**Passage**.
• • • •

The brigade units' web sites are constantly expanding and some commanders feel a responsibility to advance their site for the remembrance community of their battalion36. But nevertheless, "the headquarters", The 14th Brigade site, is in the hands of General Reshef, and the veterans talk about him as a sacred persona, with deep respect and appreciation, while he himself is very modest but sharp and intelligent.
The community of remembrance is turning into writing history, as time passes. The remaining parents of the fallen soldiers are now in their eighties and nineties, and in general the bereaved families now consist of brothers, sisters and children. This generation is now preserving the remembrance community. The online community also includes other war veterans, general Israeli public, students and pupils, as well as many people from abroad and even from Arab countries who are very interested in The 14th Brigade’s unique extensive historical section (a list of online guests according to their states can be seen in a chart on the site). 37
General (Res.) Amnon Reshef responded to the requests of his veteran officers and soldiers (the study interviewees), and the bereaved families, to speak out for their shared cause and represent The 14th Brigade’s crucial battles in the Sinai Desert which were critical for the dramatic triumph over the Egyptian army. Reshef asked public TV Channel 1 to prepare a documentary film about the fighting of The 14th Brigade in the Yom Kippur War. The channel’s CEO Yair Aloni agreed and the veteran commanders and soldiers of the brigade were willing interviewees, providing documents and whatever else they could to ensure the success of the film. They thought it would be a great opportunity for the public to be exposed to the war history and their crucial part in it. Before the date of the TV broadcast, a public screening took place for the veterans and the bereaved families in Yad La’Shirion38 on 25th September 2007. The veterans were very disappointed as they watched the disorganised documentary, which lacked the crucial historic facts and was full of unrelated artistic pretensions, and decided to appeal to the Supreme Court to prohibit the documentary broadcast. On 14th October 2007 (the war broke out on 6th October 1973), Supreme Court Justice Ms. Dorit Beinish, although very sympathetic, decided that there was no justifiable legal reason to prohibit the public TV broadcast of the documentary directed by Ido Sela "The Brigade that Lay on the Fence" 39 (The 14th Brigade site).

• • • •

Element position data
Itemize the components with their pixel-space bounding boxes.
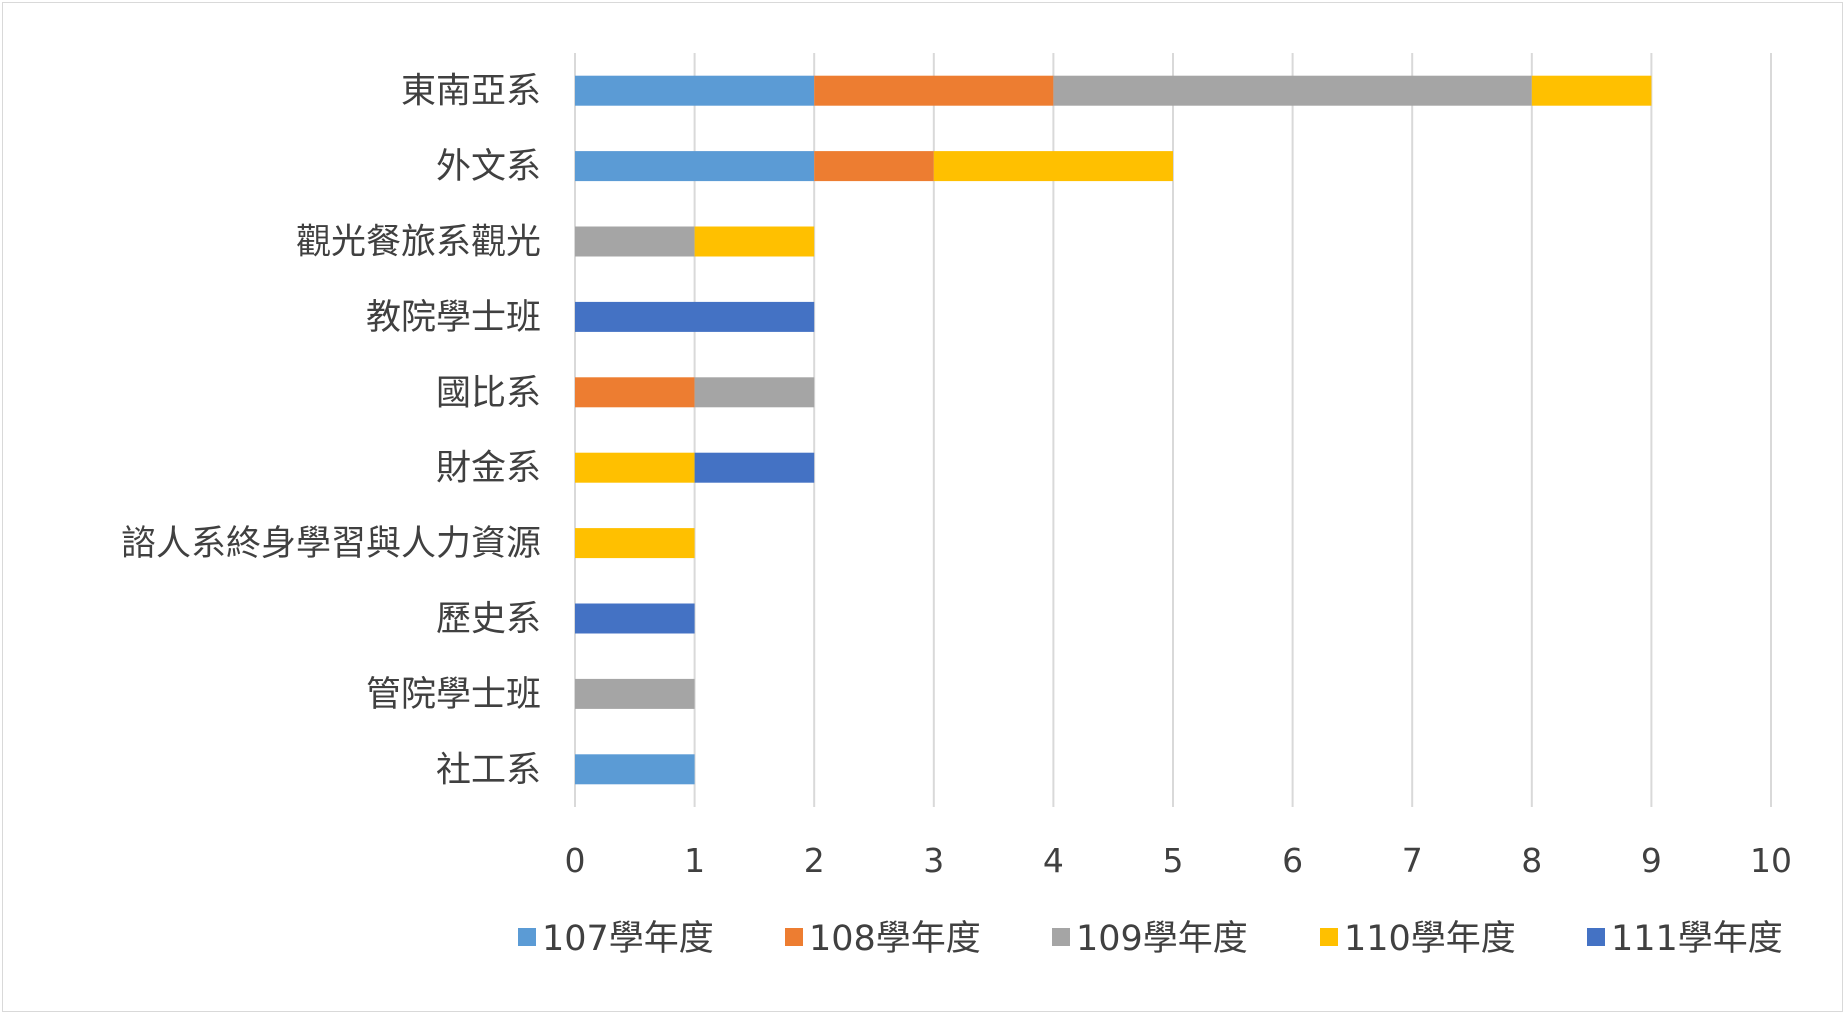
- bar-segment: [814, 75, 1054, 106]
- bar-segment: [694, 226, 815, 257]
- legend-label: 108學年度: [809, 919, 981, 959]
- x-tick-label: 0: [565, 841, 586, 880]
- x-tick-label: 2: [804, 841, 825, 880]
- legend-swatch: [785, 928, 803, 946]
- category-label: 財金系: [436, 449, 541, 489]
- x-tick-label: 9: [1641, 841, 1662, 880]
- x-tick-label: 3: [923, 841, 944, 880]
- x-tick-label: 1: [684, 841, 705, 880]
- category-label: 東南亞系: [401, 72, 541, 112]
- bar-segment: [575, 603, 695, 634]
- category-label: 歷史系: [436, 600, 541, 640]
- bar-segment: [933, 151, 1173, 182]
- bar-segment: [575, 151, 815, 182]
- category-label: 國比系: [436, 373, 541, 413]
- x-tick-label: 4: [1043, 841, 1064, 880]
- x-tick-label: 8: [1521, 841, 1542, 880]
- category-label: 社工系: [436, 750, 541, 790]
- legend-label: 109學年度: [1076, 919, 1248, 959]
- legend-swatch: [1320, 928, 1338, 946]
- bar-segment: [575, 226, 695, 257]
- legend-swatch: [1052, 928, 1070, 946]
- bar-segment: [575, 754, 695, 785]
- x-tick-label: 6: [1282, 841, 1303, 880]
- bar-segment: [575, 377, 695, 408]
- legend-label: 111學年度: [1611, 919, 1783, 959]
- legend-swatch: [1587, 928, 1605, 946]
- bar-segment: [694, 452, 815, 483]
- bar-segment: [694, 377, 815, 408]
- category-label: 觀光餐旅系觀光: [296, 223, 541, 263]
- legend-label: 107學年度: [542, 919, 714, 959]
- x-tick-label: 5: [1163, 841, 1184, 880]
- x-tick-label: 10: [1750, 841, 1792, 880]
- category-label: 諮人系終身學習與人力資源: [121, 524, 541, 564]
- bar-segment: [575, 75, 815, 106]
- bar-segment: [575, 452, 695, 483]
- x-tick-label: 7: [1402, 841, 1423, 880]
- category-label: 管院學士班: [366, 675, 541, 715]
- legend-swatch: [518, 928, 536, 946]
- bar-segment: [575, 678, 695, 709]
- bar-segment: [575, 528, 695, 559]
- bar-segment: [575, 301, 815, 332]
- category-label: 教院學士班: [366, 298, 541, 338]
- bar-segment: [814, 151, 934, 182]
- bar-segment: [1053, 75, 1532, 106]
- bar-segment: [1531, 75, 1652, 106]
- category-label: 外文系: [436, 147, 541, 187]
- legend-label: 110學年度: [1344, 919, 1516, 959]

• • • •

**What you will do**.
**a)** In the passage on the 14th Brigade, on what date was the public screening for the veterans and the bereaved families held?
**b)** Duplicate the passage on the 14th Brigade, starting at "The brigade units'" and ending at "sharp and intelligent.".

**Solutions**.
**a)** 25th September 2007.

**b)**
The brigade units' web sites are constantly expanding and some commanders feel a responsibility to advance their site for the remembrance community of their battalion36. But nevertheless, "the headquarters", The 14th Brigade site, is in the hands of General Reshef, and the veterans talk about him as a sacred persona, with deep respect and appreciation, while he himself is very modest but sharp and intelligent.